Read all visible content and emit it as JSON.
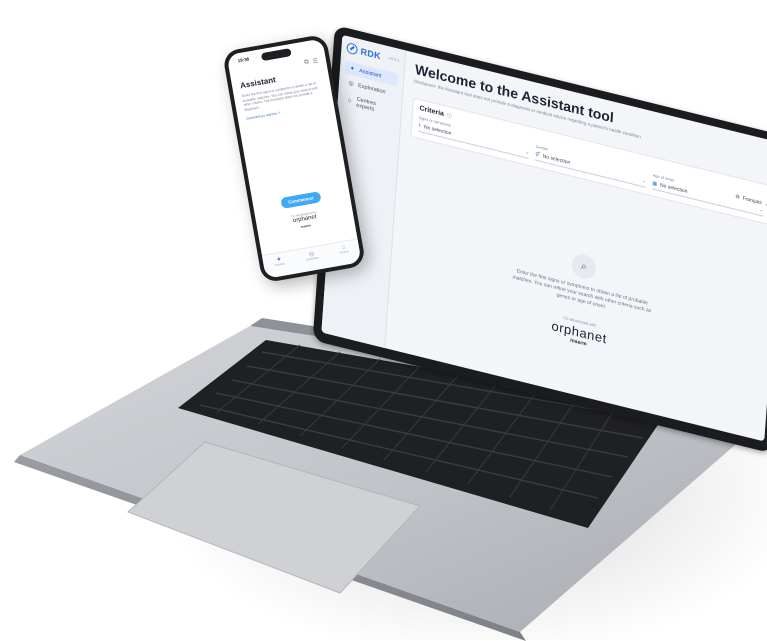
{
  "laptop": {
    "sidebar": {
      "brand": "RDK",
      "version": "v0.0.1",
      "items": [
        {
          "label": "Assistant",
          "icon": "sparkle-icon",
          "active": true
        },
        {
          "label": "Exploration",
          "icon": "compass-icon",
          "active": false
        },
        {
          "label": "Centres experts",
          "icon": "hospital-icon",
          "active": false
        }
      ]
    },
    "main": {
      "title": "Welcome to the Assistant tool",
      "disclaimer": "Disclaimer: the Assistant tool does not provide a diagnosis or medical advice regarding a patient's health condition.",
      "language": "Français",
      "criteria": {
        "title": "Criteria",
        "fields": [
          {
            "label": "Signs or symptoms",
            "value": "No selection",
            "icon": "stethoscope-icon"
          },
          {
            "label": "Gender",
            "value": "No selection",
            "icon": "gender-icon"
          },
          {
            "label": "Age of onset",
            "value": "No selection",
            "icon": "calendar-icon"
          }
        ]
      },
      "empty_state": {
        "text": "Enter the first signs or symptoms to obtain a list of probable matches. You can refine your search with other criteria such as genes or age of onset."
      },
      "developed_with": "Co-developed with",
      "partner": "orphanet",
      "partner2": "Inserm"
    }
  },
  "phone": {
    "time": "19:36",
    "title": "Assistant",
    "description": "Enter the first signs or symptoms to obtain a list of probable matches. You can refine your search with other criteria. The Assistant does not provide a diagnosis.",
    "link": "Comment ça marche ?",
    "button": "Commencer",
    "developed_with": "Co-développé avec",
    "partner": "orphanet",
    "partner2": "Inserm",
    "tabs": [
      {
        "label": "Assistant",
        "icon": "sparkle-icon",
        "active": true
      },
      {
        "label": "Exploration",
        "icon": "compass-icon",
        "active": false
      },
      {
        "label": "Centres",
        "icon": "hospital-icon",
        "active": false
      }
    ]
  },
  "colors": {
    "accent": "#2b6fd6",
    "button": "#3fa9f5",
    "screen_bg": "#f4f5f8",
    "laptop_body": "#b9bcc2"
  }
}
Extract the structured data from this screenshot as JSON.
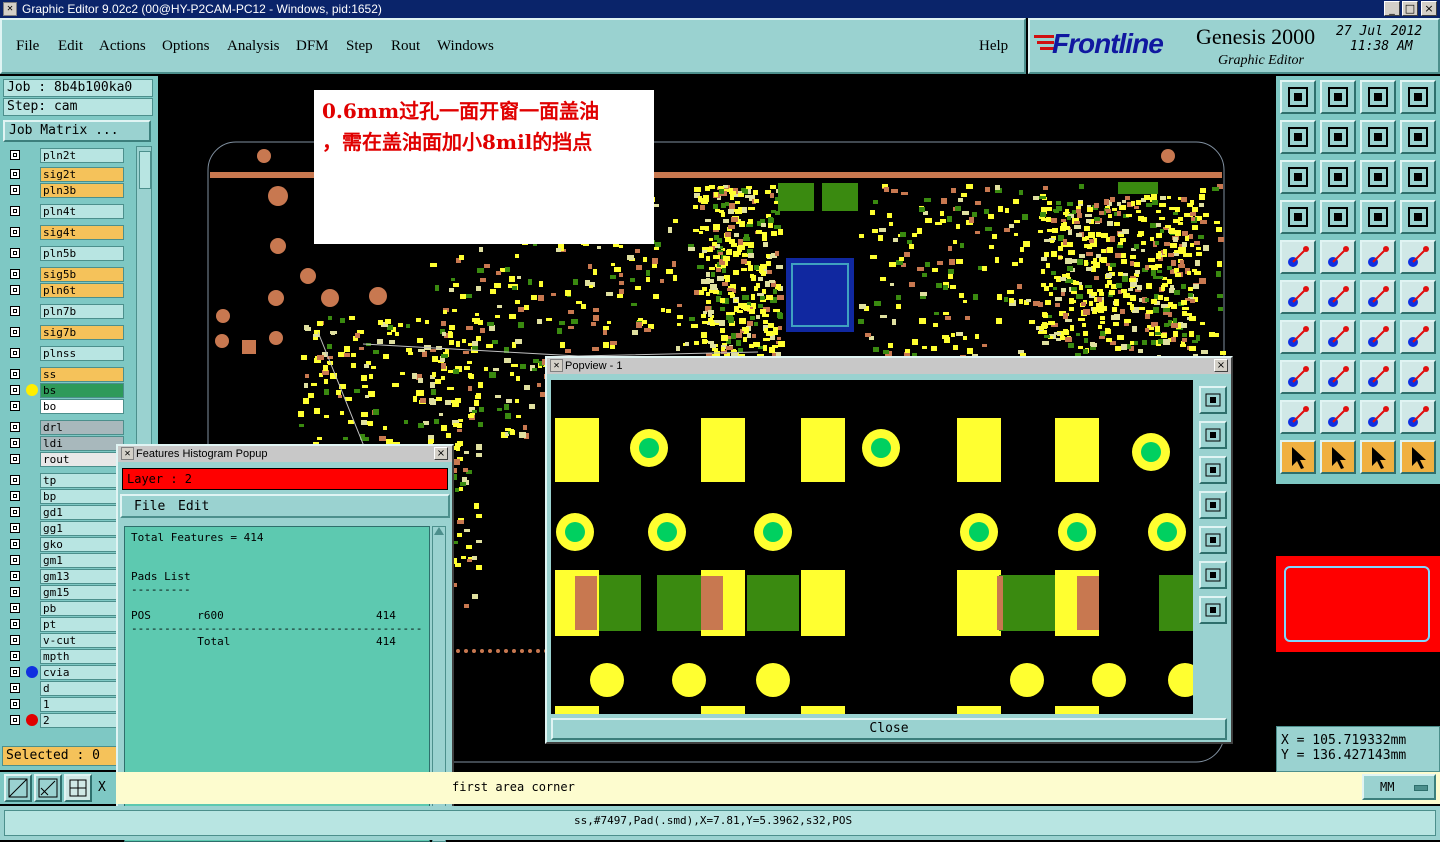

※

## WHAT IS NEEDED
For the string "JSON", count every line of the material where it appears and state only the count.

## ANSWER SPACE
2